◆ **PROBLEM DESCRIPTION**: Without including any pictures, write out the listing below exactly.

◆ **Records contained in a dataset**:

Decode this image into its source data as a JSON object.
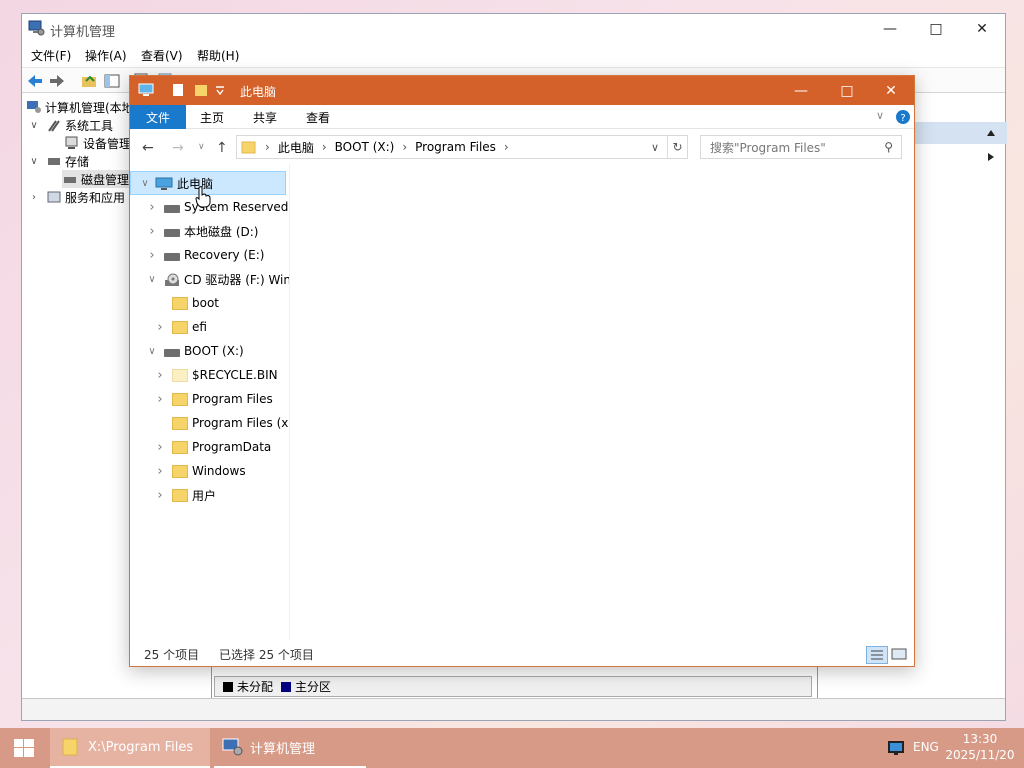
{
  "cm": {
    "title": "计算机管理",
    "menu": [
      "文件(F)",
      "操作(A)",
      "查看(V)",
      "帮助(H)"
    ],
    "tree": [
      {
        "label": "计算机管理(本地",
        "level": 0,
        "chevron": ""
      },
      {
        "label": "系统工具",
        "level": 1,
        "chevron": "expanded"
      },
      {
        "label": "设备管理",
        "level": 2,
        "chevron": ""
      },
      {
        "label": "存储",
        "level": 1,
        "chevron": "expanded"
      },
      {
        "label": "磁盘管理",
        "level": 2,
        "chevron": ""
      },
      {
        "label": "服务和应用",
        "level": 1,
        "chevron": "collapsed"
      }
    ],
    "legend": {
      "unallocated": "未分配",
      "primary": "主分区",
      "unallocated_color": "#000000",
      "primary_color": "#000080"
    }
  },
  "explorer": {
    "title": "此电脑",
    "ribbon_tabs": [
      "文件",
      "主页",
      "共享",
      "查看"
    ],
    "breadcrumb": [
      "此电脑",
      "BOOT (X:)",
      "Program Files"
    ],
    "search_placeholder": "搜索\"Program Files\"",
    "tree": [
      {
        "label": "此电脑",
        "indent": 0,
        "chevron": "expanded",
        "icon": "computer",
        "selected": true
      },
      {
        "label": "System Reserved",
        "indent": 1,
        "chevron": "collapsed",
        "icon": "drive"
      },
      {
        "label": "本地磁盘 (D:)",
        "indent": 1,
        "chevron": "collapsed",
        "icon": "drive"
      },
      {
        "label": "Recovery (E:)",
        "indent": 1,
        "chevron": "collapsed",
        "icon": "drive"
      },
      {
        "label": "CD 驱动器 (F:) Win",
        "indent": 1,
        "chevron": "expanded",
        "icon": "cd"
      },
      {
        "label": "boot",
        "indent": 2,
        "chevron": "",
        "icon": "folder"
      },
      {
        "label": "efi",
        "indent": 2,
        "chevron": "collapsed",
        "icon": "folder"
      },
      {
        "label": "BOOT (X:)",
        "indent": 1,
        "chevron": "expanded",
        "icon": "drive"
      },
      {
        "label": "$RECYCLE.BIN",
        "indent": 2,
        "chevron": "collapsed",
        "icon": "folder-pale"
      },
      {
        "label": "Program Files",
        "indent": 2,
        "chevron": "collapsed",
        "icon": "folder"
      },
      {
        "label": "Program Files (x",
        "indent": 2,
        "chevron": "",
        "icon": "folder"
      },
      {
        "label": "ProgramData",
        "indent": 2,
        "chevron": "collapsed",
        "icon": "folder"
      },
      {
        "label": "Windows",
        "indent": 2,
        "chevron": "collapsed",
        "icon": "folder"
      },
      {
        "label": "用户",
        "indent": 2,
        "chevron": "collapsed",
        "icon": "folder"
      }
    ],
    "status_count": "25 个项目",
    "status_selected": "已选择 25 个项目"
  },
  "taskbar": {
    "items": [
      {
        "label": "X:\\Program Files",
        "icon": "folder-icon",
        "active": true
      },
      {
        "label": "计算机管理",
        "icon": "computer-management-icon",
        "active": false
      }
    ],
    "lang": "ENG",
    "time": "13:30",
    "date": "2025/11/20"
  },
  "colors": {
    "explorer_title": "#d4602a",
    "ribbon_file_tab": "#1979ca",
    "taskbar": "#d79a87"
  }
}
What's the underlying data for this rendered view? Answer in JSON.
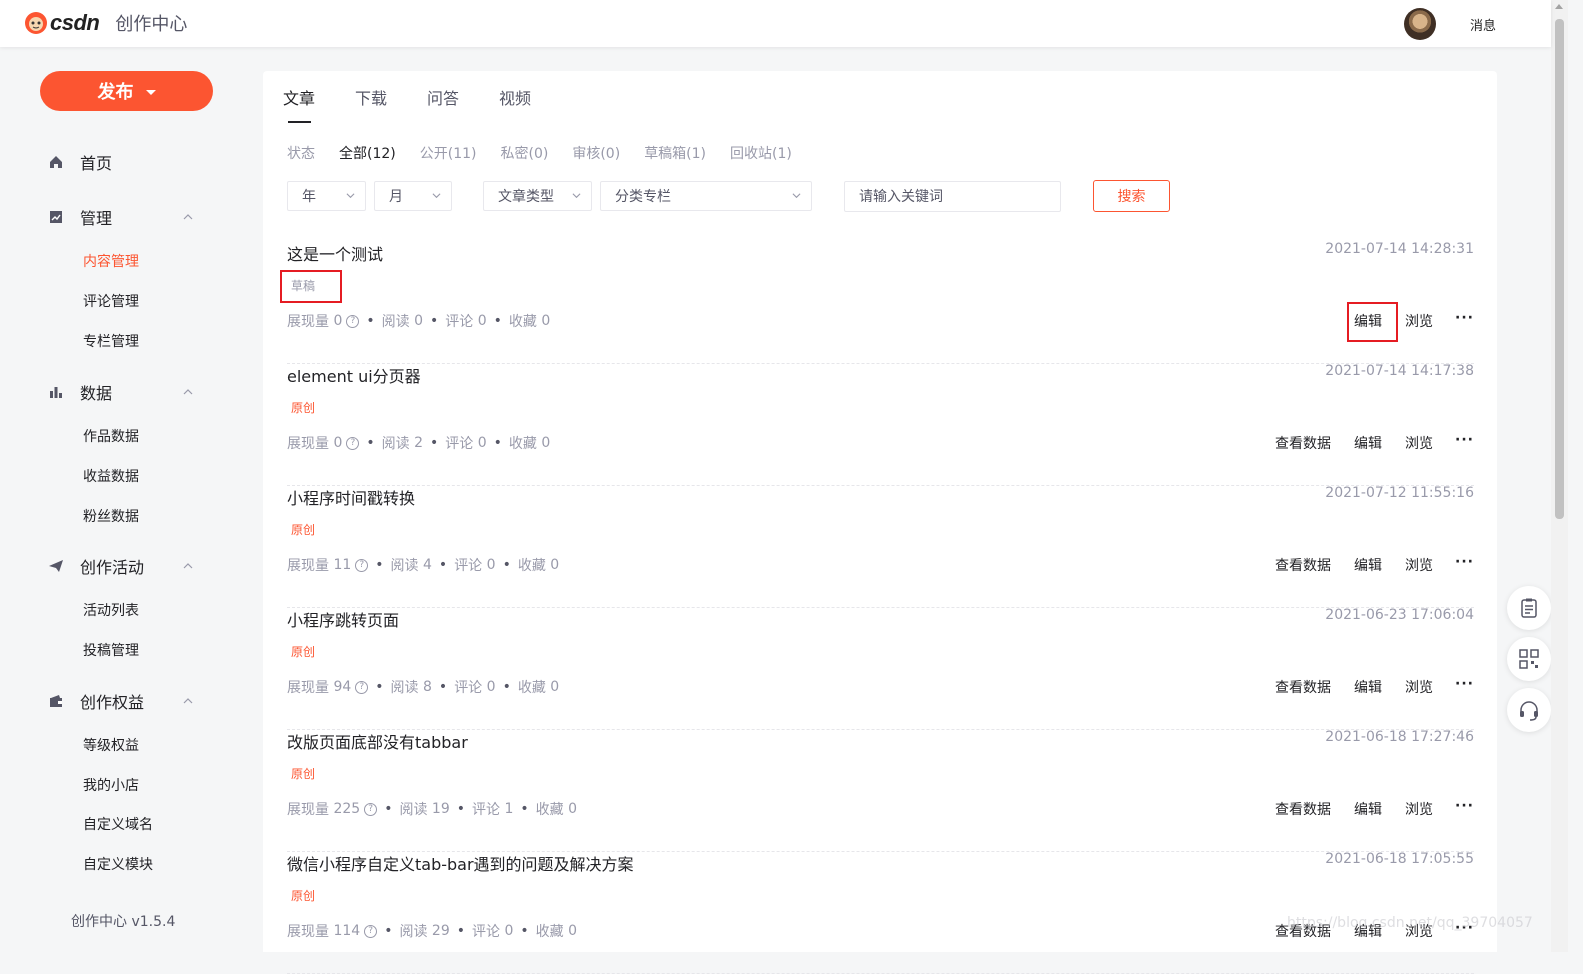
{
  "header": {
    "logo_text": "CSDN",
    "logo_sub": "创作中心",
    "message_label": "消息"
  },
  "sidebar": {
    "publish_label": "发布",
    "home": "首页",
    "sections": [
      {
        "label": "管理",
        "items": [
          "内容管理",
          "评论管理",
          "专栏管理"
        ]
      },
      {
        "label": "数据",
        "items": [
          "作品数据",
          "收益数据",
          "粉丝数据"
        ]
      },
      {
        "label": "创作活动",
        "items": [
          "活动列表",
          "投稿管理"
        ]
      },
      {
        "label": "创作权益",
        "items": [
          "等级权益",
          "我的小店",
          "自定义域名",
          "自定义模块"
        ]
      }
    ],
    "version": "创作中心 v1.5.4"
  },
  "tabs": [
    "文章",
    "下载",
    "问答",
    "视频"
  ],
  "status": {
    "label": "状态",
    "options": [
      "全部(12)",
      "公开(11)",
      "私密(0)",
      "审核(0)",
      "草稿箱(1)",
      "回收站(1)"
    ]
  },
  "filters": {
    "year": "年",
    "month": "月",
    "type": "文章类型",
    "column": "分类专栏",
    "keyword_placeholder": "请输入关键词",
    "search_label": "搜索"
  },
  "stat_labels": {
    "impressions": "展现量",
    "reads": "阅读",
    "comments": "评论",
    "favorites": "收藏",
    "help": "?"
  },
  "action_labels": {
    "data": "查看数据",
    "edit": "编辑",
    "view": "浏览",
    "more": "···"
  },
  "articles": [
    {
      "title": "这是一个测试",
      "time": "2021-07-14 14:28:31",
      "tag": "草稿",
      "impressions": "0",
      "reads": "0",
      "comments": "0",
      "favorites": "0"
    },
    {
      "title": "element ui分页器",
      "time": "2021-07-14 14:17:38",
      "tag": "原创",
      "impressions": "0",
      "reads": "2",
      "comments": "0",
      "favorites": "0"
    },
    {
      "title": "小程序时间戳转换",
      "time": "2021-07-12 11:55:16",
      "tag": "原创",
      "impressions": "11",
      "reads": "4",
      "comments": "0",
      "favorites": "0"
    },
    {
      "title": "小程序跳转页面",
      "time": "2021-06-23 17:06:04",
      "tag": "原创",
      "impressions": "94",
      "reads": "8",
      "comments": "0",
      "favorites": "0"
    },
    {
      "title": "改版页面底部没有tabbar",
      "time": "2021-06-18 17:27:46",
      "tag": "原创",
      "impressions": "225",
      "reads": "19",
      "comments": "1",
      "favorites": "0"
    },
    {
      "title": "微信小程序自定义tab-bar遇到的问题及解决方案",
      "time": "2021-06-18 17:05:55",
      "tag": "原创",
      "impressions": "114",
      "reads": "29",
      "comments": "0",
      "favorites": "0"
    }
  ],
  "watermark": "https://blog.csdn.net/qq_39704057",
  "colors": {
    "accent": "#fc5531",
    "highlight": "#e51c23"
  }
}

◆ **TASK RESULT**:
Decode this image into its source data as a JSON object.
{
  "cm": {
    "title": "计算机管理",
    "menu": [
      "文件(F)",
      "操作(A)",
      "查看(V)",
      "帮助(H)"
    ],
    "tree": [
      {
        "label": "计算机管理(本地",
        "level": 0,
        "chevron": ""
      },
      {
        "label": "系统工具",
        "level": 1,
        "chevron": "expanded"
      },
      {
        "label": "设备管理",
        "level": 2,
        "chevron": ""
      },
      {
        "label": "存储",
        "level": 1,
        "chevron": "expanded"
      },
      {
        "label": "磁盘管理",
        "level": 2,
        "chevron": ""
      },
      {
        "label": "服务和应用",
        "level": 1,
        "chevron": "collapsed"
      }
    ],
    "legend": {
      "unallocated": "未分配",
      "primary": "主分区",
      "unallocated_color": "#000000",
      "primary_color": "#000080"
    }
  },
  "explorer": {
    "title": "此电脑",
    "ribbon_tabs": [
      "文件",
      "主页",
      "共享",
      "查看"
    ],
    "breadcrumb": [
      "此电脑",
      "BOOT (X:)",
      "Program Files"
    ],
    "search_placeholder": "搜索\"Program Files\"",
    "tree": [
      {
        "label": "此电脑",
        "indent": 0,
        "chevron": "expanded",
        "icon": "computer",
        "selected": true
      },
      {
        "label": "System Reserved",
        "indent": 1,
        "chevron": "collapsed",
        "icon": "drive"
      },
      {
        "label": "本地磁盘 (D:)",
        "indent": 1,
        "chevron": "collapsed",
        "icon": "drive"
      },
      {
        "label": "Recovery (E:)",
        "indent": 1,
        "chevron": "collapsed",
        "icon": "drive"
      },
      {
        "label": "CD 驱动器 (F:) Win",
        "indent": 1,
        "chevron": "expanded",
        "icon": "cd"
      },
      {
        "label": "boot",
        "indent": 2,
        "chevron": "",
        "icon": "folder"
      },
      {
        "label": "efi",
        "indent": 2,
        "chevron": "collapsed",
        "icon": "folder"
      },
      {
        "label": "BOOT (X:)",
        "indent": 1,
        "chevron": "expanded",
        "icon": "drive"
      },
      {
        "label": "$RECYCLE.BIN",
        "indent": 2,
        "chevron": "collapsed",
        "icon": "folder-pale"
      },
      {
        "label": "Program Files",
        "indent": 2,
        "chevron": "collapsed",
        "icon": "folder"
      },
      {
        "label": "Program Files (x",
        "indent": 2,
        "chevron": "",
        "icon": "folder"
      },
      {
        "label": "ProgramData",
        "indent": 2,
        "chevron": "collapsed",
        "icon": "folder"
      },
      {
        "label": "Windows",
        "indent": 2,
        "chevron": "collapsed",
        "icon": "folder"
      },
      {
        "label": "用户",
        "indent": 2,
        "chevron": "collapsed",
        "icon": "folder"
      }
    ],
    "status_count": "25 个项目",
    "status_selected": "已选择 25 个项目"
  },
  "taskbar": {
    "items": [
      {
        "label": "X:\\Program Files",
        "icon": "folder-icon",
        "active": true
      },
      {
        "label": "计算机管理",
        "icon": "computer-management-icon",
        "active": false
      }
    ],
    "lang": "ENG",
    "time": "13:30",
    "date": "2025/11/20"
  },
  "colors": {
    "explorer_title": "#d4602a",
    "ribbon_file_tab": "#1979ca",
    "taskbar": "#d79a87"
  }
}
What's the underlying data for this rendered view? Answer in JSON.
{
  "header": {
    "logo_text": "CSDN",
    "logo_sub": "创作中心",
    "message_label": "消息"
  },
  "sidebar": {
    "publish_label": "发布",
    "home": "首页",
    "sections": [
      {
        "label": "管理",
        "items": [
          "内容管理",
          "评论管理",
          "专栏管理"
        ]
      },
      {
        "label": "数据",
        "items": [
          "作品数据",
          "收益数据",
          "粉丝数据"
        ]
      },
      {
        "label": "创作活动",
        "items": [
          "活动列表",
          "投稿管理"
        ]
      },
      {
        "label": "创作权益",
        "items": [
          "等级权益",
          "我的小店",
          "自定义域名",
          "自定义模块"
        ]
      }
    ],
    "version": "创作中心 v1.5.4"
  },
  "tabs": [
    "文章",
    "下载",
    "问答",
    "视频"
  ],
  "status": {
    "label": "状态",
    "options": [
      "全部(12)",
      "公开(11)",
      "私密(0)",
      "审核(0)",
      "草稿箱(1)",
      "回收站(1)"
    ]
  },
  "filters": {
    "year": "年",
    "month": "月",
    "type": "文章类型",
    "column": "分类专栏",
    "keyword_placeholder": "请输入关键词",
    "search_label": "搜索"
  },
  "stat_labels": {
    "impressions": "展现量",
    "reads": "阅读",
    "comments": "评论",
    "favorites": "收藏",
    "help": "?"
  },
  "action_labels": {
    "data": "查看数据",
    "edit": "编辑",
    "view": "浏览",
    "more": "···"
  },
  "articles": [
    {
      "title": "这是一个测试",
      "time": "2021-07-14 14:28:31",
      "tag": "草稿",
      "impressions": "0",
      "reads": "0",
      "comments": "0",
      "favorites": "0"
    },
    {
      "title": "element ui分页器",
      "time": "2021-07-14 14:17:38",
      "tag": "原创",
      "impressions": "0",
      "reads": "2",
      "comments": "0",
      "favorites": "0"
    },
    {
      "title": "小程序时间戳转换",
      "time": "2021-07-12 11:55:16",
      "tag": "原创",
      "impressions": "11",
      "reads": "4",
      "comments": "0",
      "favorites": "0"
    },
    {
      "title": "小程序跳转页面",
      "time": "2021-06-23 17:06:04",
      "tag": "原创",
      "impressions": "94",
      "reads": "8",
      "comments": "0",
      "favorites": "0"
    },
    {
      "title": "改版页面底部没有tabbar",
      "time": "2021-06-18 17:27:46",
      "tag": "原创",
      "impressions": "225",
      "reads": "19",
      "comments": "1",
      "favorites": "0"
    },
    {
      "title": "微信小程序自定义tab-bar遇到的问题及解决方案",
      "time": "2021-06-18 17:05:55",
      "tag": "原创",
      "impressions": "114",
      "reads": "29",
      "comments": "0",
      "favorites": "0"
    }
  ],
  "watermark": "https://blog.csdn.net/qq_39704057",
  "colors": {
    "accent": "#fc5531",
    "highlight": "#e51c23"
  }
}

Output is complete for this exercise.